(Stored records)
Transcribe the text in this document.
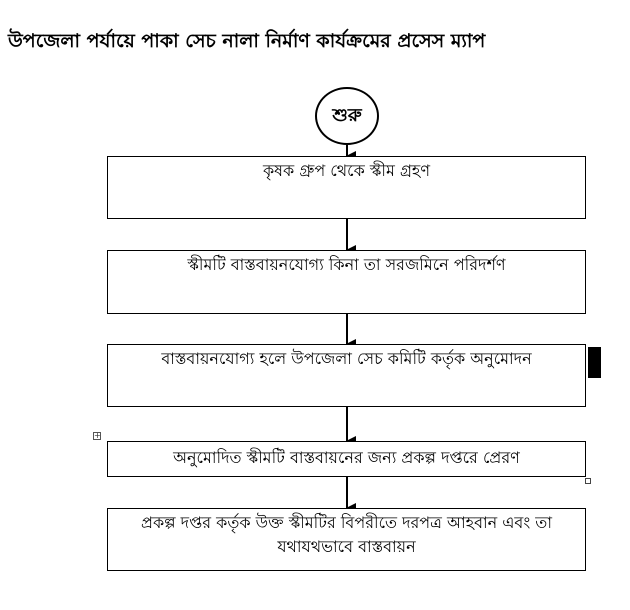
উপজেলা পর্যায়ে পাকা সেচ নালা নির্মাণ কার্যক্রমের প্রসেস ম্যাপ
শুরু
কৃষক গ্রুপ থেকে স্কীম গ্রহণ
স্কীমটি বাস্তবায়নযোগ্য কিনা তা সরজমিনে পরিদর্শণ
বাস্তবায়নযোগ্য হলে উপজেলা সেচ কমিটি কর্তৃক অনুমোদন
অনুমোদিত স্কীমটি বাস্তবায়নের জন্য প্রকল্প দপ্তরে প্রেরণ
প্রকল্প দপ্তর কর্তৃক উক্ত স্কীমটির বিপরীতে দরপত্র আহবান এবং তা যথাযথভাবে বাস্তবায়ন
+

■ GOAL
Leaving the pictures aside, transcribe the entire listing exactly.

■ CORRECT ANSWER
Transcribe the text in this document.
উপজেলা পর্যায়ে পাকা সেচ নালা নির্মাণ কার্যক্রমের প্রসেস ম্যাপ
শুরু
কৃষক গ্রুপ থেকে স্কীম গ্রহণ
স্কীমটি বাস্তবায়নযোগ্য কিনা তা সরজমিনে পরিদর্শণ
বাস্তবায়নযোগ্য হলে উপজেলা সেচ কমিটি কর্তৃক অনুমোদন
অনুমোদিত স্কীমটি বাস্তবায়নের জন্য প্রকল্প দপ্তরে প্রেরণ
প্রকল্প দপ্তর কর্তৃক উক্ত স্কীমটির বিপরীতে দরপত্র আহবান এবং তা যথাযথভাবে বাস্তবায়ন
+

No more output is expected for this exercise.